▸ PROBLEM STATEMENT:
The entries below are to be written out again without alteration.

▸ RECORD LIST:
>>

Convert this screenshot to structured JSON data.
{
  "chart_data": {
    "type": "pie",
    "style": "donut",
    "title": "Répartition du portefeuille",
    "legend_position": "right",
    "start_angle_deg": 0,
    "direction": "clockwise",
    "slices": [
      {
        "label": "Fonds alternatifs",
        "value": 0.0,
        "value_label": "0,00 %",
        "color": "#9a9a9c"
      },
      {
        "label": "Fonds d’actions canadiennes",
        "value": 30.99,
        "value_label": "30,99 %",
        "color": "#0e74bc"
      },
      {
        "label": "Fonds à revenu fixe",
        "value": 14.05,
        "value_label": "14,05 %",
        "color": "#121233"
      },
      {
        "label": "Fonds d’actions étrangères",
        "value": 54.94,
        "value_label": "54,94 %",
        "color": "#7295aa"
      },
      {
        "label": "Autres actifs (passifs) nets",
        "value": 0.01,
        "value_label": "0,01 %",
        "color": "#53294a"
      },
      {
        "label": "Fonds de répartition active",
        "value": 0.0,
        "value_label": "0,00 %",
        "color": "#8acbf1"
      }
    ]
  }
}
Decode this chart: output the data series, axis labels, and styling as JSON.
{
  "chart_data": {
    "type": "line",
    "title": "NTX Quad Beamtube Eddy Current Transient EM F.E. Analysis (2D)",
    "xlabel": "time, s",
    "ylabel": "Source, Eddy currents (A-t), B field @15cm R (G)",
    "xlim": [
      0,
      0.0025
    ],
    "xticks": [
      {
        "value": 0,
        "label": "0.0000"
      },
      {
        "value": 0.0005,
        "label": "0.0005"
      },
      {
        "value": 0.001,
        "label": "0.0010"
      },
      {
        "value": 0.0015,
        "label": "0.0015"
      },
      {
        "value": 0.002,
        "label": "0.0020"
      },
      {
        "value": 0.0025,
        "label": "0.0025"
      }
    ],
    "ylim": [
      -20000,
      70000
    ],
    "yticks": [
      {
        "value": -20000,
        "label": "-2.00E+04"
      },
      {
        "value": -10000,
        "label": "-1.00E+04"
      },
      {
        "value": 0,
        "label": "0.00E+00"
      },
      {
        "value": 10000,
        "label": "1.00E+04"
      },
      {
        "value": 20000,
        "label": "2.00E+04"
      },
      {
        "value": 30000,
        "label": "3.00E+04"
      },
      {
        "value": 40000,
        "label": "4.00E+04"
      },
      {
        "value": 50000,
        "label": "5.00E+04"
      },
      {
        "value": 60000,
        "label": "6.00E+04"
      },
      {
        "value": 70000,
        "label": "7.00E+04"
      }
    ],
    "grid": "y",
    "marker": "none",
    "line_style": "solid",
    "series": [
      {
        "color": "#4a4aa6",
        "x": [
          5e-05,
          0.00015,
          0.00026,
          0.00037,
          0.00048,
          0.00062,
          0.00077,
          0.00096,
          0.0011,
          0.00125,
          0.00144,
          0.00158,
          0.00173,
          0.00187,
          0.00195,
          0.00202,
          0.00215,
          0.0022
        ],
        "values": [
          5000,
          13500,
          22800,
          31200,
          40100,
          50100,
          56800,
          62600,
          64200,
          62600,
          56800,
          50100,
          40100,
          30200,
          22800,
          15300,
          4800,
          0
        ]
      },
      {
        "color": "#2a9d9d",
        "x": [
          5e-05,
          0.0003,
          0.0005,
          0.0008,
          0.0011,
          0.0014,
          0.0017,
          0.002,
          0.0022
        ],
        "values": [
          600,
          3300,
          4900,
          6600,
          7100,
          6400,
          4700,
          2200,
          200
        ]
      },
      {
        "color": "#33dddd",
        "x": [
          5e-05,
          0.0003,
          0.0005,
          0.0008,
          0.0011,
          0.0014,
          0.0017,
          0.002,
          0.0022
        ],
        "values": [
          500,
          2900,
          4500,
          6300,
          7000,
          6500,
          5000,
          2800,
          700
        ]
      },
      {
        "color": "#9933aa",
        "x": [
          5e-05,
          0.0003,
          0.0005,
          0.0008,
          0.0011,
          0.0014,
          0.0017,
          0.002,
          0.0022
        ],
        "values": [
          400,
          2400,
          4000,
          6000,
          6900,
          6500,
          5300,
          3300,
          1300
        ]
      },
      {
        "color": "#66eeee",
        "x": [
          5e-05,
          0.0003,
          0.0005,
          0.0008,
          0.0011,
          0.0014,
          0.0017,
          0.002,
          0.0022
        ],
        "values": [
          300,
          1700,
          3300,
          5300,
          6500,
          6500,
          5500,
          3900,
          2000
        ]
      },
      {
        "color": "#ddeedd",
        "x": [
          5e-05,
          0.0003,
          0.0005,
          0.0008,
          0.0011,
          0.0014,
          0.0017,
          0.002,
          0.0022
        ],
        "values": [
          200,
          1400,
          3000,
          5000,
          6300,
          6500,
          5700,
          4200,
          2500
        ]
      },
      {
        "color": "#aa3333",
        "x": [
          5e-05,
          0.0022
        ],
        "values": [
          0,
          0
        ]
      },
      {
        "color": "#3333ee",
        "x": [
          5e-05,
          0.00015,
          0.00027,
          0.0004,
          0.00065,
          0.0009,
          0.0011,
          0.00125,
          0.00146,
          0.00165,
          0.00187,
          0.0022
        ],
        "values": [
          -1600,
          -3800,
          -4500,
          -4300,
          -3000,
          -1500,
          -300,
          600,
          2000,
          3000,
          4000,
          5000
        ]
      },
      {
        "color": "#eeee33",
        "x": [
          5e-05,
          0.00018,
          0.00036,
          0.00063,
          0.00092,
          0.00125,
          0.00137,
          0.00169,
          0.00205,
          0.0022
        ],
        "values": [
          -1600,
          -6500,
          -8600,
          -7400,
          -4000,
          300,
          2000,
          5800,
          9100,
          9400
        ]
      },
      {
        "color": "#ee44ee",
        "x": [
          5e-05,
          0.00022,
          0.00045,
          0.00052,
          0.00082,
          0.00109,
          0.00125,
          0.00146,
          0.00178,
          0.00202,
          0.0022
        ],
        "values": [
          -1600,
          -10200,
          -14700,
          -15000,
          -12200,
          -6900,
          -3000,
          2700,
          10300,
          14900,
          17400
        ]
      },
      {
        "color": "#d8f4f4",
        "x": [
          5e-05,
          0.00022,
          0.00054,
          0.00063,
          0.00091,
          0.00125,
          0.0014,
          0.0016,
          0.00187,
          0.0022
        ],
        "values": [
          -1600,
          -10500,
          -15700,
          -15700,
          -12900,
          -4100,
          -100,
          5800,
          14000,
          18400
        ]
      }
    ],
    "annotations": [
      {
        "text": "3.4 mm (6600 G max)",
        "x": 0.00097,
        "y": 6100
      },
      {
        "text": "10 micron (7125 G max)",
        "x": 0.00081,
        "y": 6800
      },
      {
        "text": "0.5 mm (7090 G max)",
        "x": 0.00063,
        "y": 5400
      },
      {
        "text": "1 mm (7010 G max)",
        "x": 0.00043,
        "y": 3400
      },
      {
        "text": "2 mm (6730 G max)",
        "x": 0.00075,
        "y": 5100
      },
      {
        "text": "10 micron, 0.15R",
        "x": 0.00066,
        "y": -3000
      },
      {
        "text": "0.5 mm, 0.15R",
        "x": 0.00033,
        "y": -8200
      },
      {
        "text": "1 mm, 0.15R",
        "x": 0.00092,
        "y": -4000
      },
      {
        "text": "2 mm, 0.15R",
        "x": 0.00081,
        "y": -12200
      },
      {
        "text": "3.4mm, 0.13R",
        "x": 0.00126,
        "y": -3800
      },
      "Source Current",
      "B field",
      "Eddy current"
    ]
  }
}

<<

▸ WRITTEN RESPONSE:
Convert this screenshot to structured JSON data.
{
  "chart_data": {
    "type": "pie",
    "style": "donut",
    "title": "Répartition du portefeuille",
    "legend_position": "right",
    "start_angle_deg": 0,
    "direction": "clockwise",
    "slices": [
      {
        "label": "Fonds alternatifs",
        "value": 0.0,
        "value_label": "0,00 %",
        "color": "#9a9a9c"
      },
      {
        "label": "Fonds d’actions canadiennes",
        "value": 30.99,
        "value_label": "30,99 %",
        "color": "#0e74bc"
      },
      {
        "label": "Fonds à revenu fixe",
        "value": 14.05,
        "value_label": "14,05 %",
        "color": "#121233"
      },
      {
        "label": "Fonds d’actions étrangères",
        "value": 54.94,
        "value_label": "54,94 %",
        "color": "#7295aa"
      },
      {
        "label": "Autres actifs (passifs) nets",
        "value": 0.01,
        "value_label": "0,01 %",
        "color": "#53294a"
      },
      {
        "label": "Fonds de répartition active",
        "value": 0.0,
        "value_label": "0,00 %",
        "color": "#8acbf1"
      }
    ]
  }
}
Decode this chart: output the data series, axis labels, and styling as JSON.
{
  "chart_data": {
    "type": "line",
    "title": "NTX Quad Beamtube Eddy Current Transient EM F.E. Analysis (2D)",
    "xlabel": "time, s",
    "ylabel": "Source, Eddy currents (A-t), B field @15cm R (G)",
    "xlim": [
      0,
      0.0025
    ],
    "xticks": [
      {
        "value": 0,
        "label": "0.0000"
      },
      {
        "value": 0.0005,
        "label": "0.0005"
      },
      {
        "value": 0.001,
        "label": "0.0010"
      },
      {
        "value": 0.0015,
        "label": "0.0015"
      },
      {
        "value": 0.002,
        "label": "0.0020"
      },
      {
        "value": 0.0025,
        "label": "0.0025"
      }
    ],
    "ylim": [
      -20000,
      70000
    ],
    "yticks": [
      {
        "value": -20000,
        "label": "-2.00E+04"
      },
      {
        "value": -10000,
        "label": "-1.00E+04"
      },
      {
        "value": 0,
        "label": "0.00E+00"
      },
      {
        "value": 10000,
        "label": "1.00E+04"
      },
      {
        "value": 20000,
        "label": "2.00E+04"
      },
      {
        "value": 30000,
        "label": "3.00E+04"
      },
      {
        "value": 40000,
        "label": "4.00E+04"
      },
      {
        "value": 50000,
        "label": "5.00E+04"
      },
      {
        "value": 60000,
        "label": "6.00E+04"
      },
      {
        "value": 70000,
        "label": "7.00E+04"
      }
    ],
    "grid": "y",
    "marker": "none",
    "line_style": "solid",
    "series": [
      {
        "color": "#4a4aa6",
        "x": [
          5e-05,
          0.00015,
          0.00026,
          0.00037,
          0.00048,
          0.00062,
          0.00077,
          0.00096,
          0.0011,
          0.00125,
          0.00144,
          0.00158,
          0.00173,
          0.00187,
          0.00195,
          0.00202,
          0.00215,
          0.0022
        ],
        "values": [
          5000,
          13500,
          22800,
          31200,
          40100,
          50100,
          56800,
          62600,
          64200,
          62600,
          56800,
          50100,
          40100,
          30200,
          22800,
          15300,
          4800,
          0
        ]
      },
      {
        "color": "#2a9d9d",
        "x": [
          5e-05,
          0.0003,
          0.0005,
          0.0008,
          0.0011,
          0.0014,
          0.0017,
          0.002,
          0.0022
        ],
        "values": [
          600,
          3300,
          4900,
          6600,
          7100,
          6400,
          4700,
          2200,
          200
        ]
      },
      {
        "color": "#33dddd",
        "x": [
          5e-05,
          0.0003,
          0.0005,
          0.0008,
          0.0011,
          0.0014,
          0.0017,
          0.002,
          0.0022
        ],
        "values": [
          500,
          2900,
          4500,
          6300,
          7000,
          6500,
          5000,
          2800,
          700
        ]
      },
      {
        "color": "#9933aa",
        "x": [
          5e-05,
          0.0003,
          0.0005,
          0.0008,
          0.0011,
          0.0014,
          0.0017,
          0.002,
          0.0022
        ],
        "values": [
          400,
          2400,
          4000,
          6000,
          6900,
          6500,
          5300,
          3300,
          1300
        ]
      },
      {
        "color": "#66eeee",
        "x": [
          5e-05,
          0.0003,
          0.0005,
          0.0008,
          0.0011,
          0.0014,
          0.0017,
          0.002,
          0.0022
        ],
        "values": [
          300,
          1700,
          3300,
          5300,
          6500,
          6500,
          5500,
          3900,
          2000
        ]
      },
      {
        "color": "#ddeedd",
        "x": [
          5e-05,
          0.0003,
          0.0005,
          0.0008,
          0.0011,
          0.0014,
          0.0017,
          0.002,
          0.0022
        ],
        "values": [
          200,
          1400,
          3000,
          5000,
          6300,
          6500,
          5700,
          4200,
          2500
        ]
      },
      {
        "color": "#aa3333",
        "x": [
          5e-05,
          0.0022
        ],
        "values": [
          0,
          0
        ]
      },
      {
        "color": "#3333ee",
        "x": [
          5e-05,
          0.00015,
          0.00027,
          0.0004,
          0.00065,
          0.0009,
          0.0011,
          0.00125,
          0.00146,
          0.00165,
          0.00187,
          0.0022
        ],
        "values": [
          -1600,
          -3800,
          -4500,
          -4300,
          -3000,
          -1500,
          -300,
          600,
          2000,
          3000,
          4000,
          5000
        ]
      },
      {
        "color": "#eeee33",
        "x": [
          5e-05,
          0.00018,
          0.00036,
          0.00063,
          0.00092,
          0.00125,
          0.00137,
          0.00169,
          0.00205,
          0.0022
        ],
        "values": [
          -1600,
          -6500,
          -8600,
          -7400,
          -4000,
          300,
          2000,
          5800,
          9100,
          9400
        ]
      },
      {
        "color": "#ee44ee",
        "x": [
          5e-05,
          0.00022,
          0.00045,
          0.00052,
          0.00082,
          0.00109,
          0.00125,
          0.00146,
          0.00178,
          0.00202,
          0.0022
        ],
        "values": [
          -1600,
          -10200,
          -14700,
          -15000,
          -12200,
          -6900,
          -3000,
          2700,
          10300,
          14900,
          17400
        ]
      },
      {
        "color": "#d8f4f4",
        "x": [
          5e-05,
          0.00022,
          0.00054,
          0.00063,
          0.00091,
          0.00125,
          0.0014,
          0.0016,
          0.00187,
          0.0022
        ],
        "values": [
          -1600,
          -10500,
          -15700,
          -15700,
          -12900,
          -4100,
          -100,
          5800,
          14000,
          18400
        ]
      }
    ],
    "annotations": [
      {
        "text": "3.4 mm (6600 G max)",
        "x": 0.00097,
        "y": 6100
      },
      {
        "text": "10 micron (7125 G max)",
        "x": 0.00081,
        "y": 6800
      },
      {
        "text": "0.5 mm (7090 G max)",
        "x": 0.00063,
        "y": 5400
      },
      {
        "text": "1 mm (7010 G max)",
        "x": 0.00043,
        "y": 3400
      },
      {
        "text": "2 mm (6730 G max)",
        "x": 0.00075,
        "y": 5100
      },
      {
        "text": "10 micron, 0.15R",
        "x": 0.00066,
        "y": -3000
      },
      {
        "text": "0.5 mm, 0.15R",
        "x": 0.00033,
        "y": -8200
      },
      {
        "text": "1 mm, 0.15R",
        "x": 0.00092,
        "y": -4000
      },
      {
        "text": "2 mm, 0.15R",
        "x": 0.00081,
        "y": -12200
      },
      {
        "text": "3.4mm, 0.13R",
        "x": 0.00126,
        "y": -3800
      },
      "Source Current",
      "B field",
      "Eddy current"
    ]
  }
}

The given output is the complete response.